* **Aim of the exercise**
Locate the lines where "mismo" occurs and copy them as they stand.

* **Data to use**
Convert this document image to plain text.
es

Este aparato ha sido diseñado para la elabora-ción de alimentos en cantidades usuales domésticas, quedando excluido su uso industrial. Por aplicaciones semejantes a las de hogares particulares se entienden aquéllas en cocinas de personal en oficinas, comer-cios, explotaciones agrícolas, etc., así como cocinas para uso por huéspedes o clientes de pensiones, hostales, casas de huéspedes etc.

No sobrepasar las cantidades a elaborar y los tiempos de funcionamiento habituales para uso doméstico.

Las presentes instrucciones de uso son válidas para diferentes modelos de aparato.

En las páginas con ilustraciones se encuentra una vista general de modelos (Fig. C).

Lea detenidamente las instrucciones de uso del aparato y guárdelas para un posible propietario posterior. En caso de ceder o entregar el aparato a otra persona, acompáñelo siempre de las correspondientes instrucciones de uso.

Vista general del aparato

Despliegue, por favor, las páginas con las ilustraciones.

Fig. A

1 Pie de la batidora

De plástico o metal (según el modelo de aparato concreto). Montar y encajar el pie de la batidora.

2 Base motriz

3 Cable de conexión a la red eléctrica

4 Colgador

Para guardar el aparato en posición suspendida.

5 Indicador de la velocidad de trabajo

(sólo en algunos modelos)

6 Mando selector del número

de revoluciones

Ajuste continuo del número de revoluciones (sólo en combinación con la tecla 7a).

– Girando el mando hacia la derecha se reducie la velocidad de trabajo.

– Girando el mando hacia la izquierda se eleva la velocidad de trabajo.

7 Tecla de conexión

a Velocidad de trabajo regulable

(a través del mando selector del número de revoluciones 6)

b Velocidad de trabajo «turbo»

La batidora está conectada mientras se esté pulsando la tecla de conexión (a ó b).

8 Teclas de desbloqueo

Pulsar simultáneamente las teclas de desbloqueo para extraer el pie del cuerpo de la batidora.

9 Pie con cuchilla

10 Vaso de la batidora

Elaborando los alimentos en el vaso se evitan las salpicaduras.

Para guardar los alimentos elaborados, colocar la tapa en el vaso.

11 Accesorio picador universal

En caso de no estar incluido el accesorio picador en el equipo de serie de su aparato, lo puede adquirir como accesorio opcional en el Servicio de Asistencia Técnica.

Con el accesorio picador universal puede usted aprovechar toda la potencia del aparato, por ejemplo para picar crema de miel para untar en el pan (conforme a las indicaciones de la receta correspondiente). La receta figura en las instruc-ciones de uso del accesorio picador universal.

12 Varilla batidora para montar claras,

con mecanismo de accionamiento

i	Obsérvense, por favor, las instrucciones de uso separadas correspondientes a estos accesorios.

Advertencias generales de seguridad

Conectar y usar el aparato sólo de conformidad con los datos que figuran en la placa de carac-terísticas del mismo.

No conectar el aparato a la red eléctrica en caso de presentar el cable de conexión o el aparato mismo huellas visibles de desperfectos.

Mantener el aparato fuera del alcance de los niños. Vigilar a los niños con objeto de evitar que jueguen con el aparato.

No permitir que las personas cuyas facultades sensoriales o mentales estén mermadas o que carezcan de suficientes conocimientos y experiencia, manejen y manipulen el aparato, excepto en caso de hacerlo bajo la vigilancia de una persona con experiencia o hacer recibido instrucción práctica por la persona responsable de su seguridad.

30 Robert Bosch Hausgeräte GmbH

* **Output for this exercise**
Conectar y usar el aparato sólo de conformidad con los datos que figuran en la placa de carac-terísticas del mismo.
No conectar el aparato a la red eléctrica en caso de presentar el cable de conexión o el aparato mismo huellas visibles de desperfectos.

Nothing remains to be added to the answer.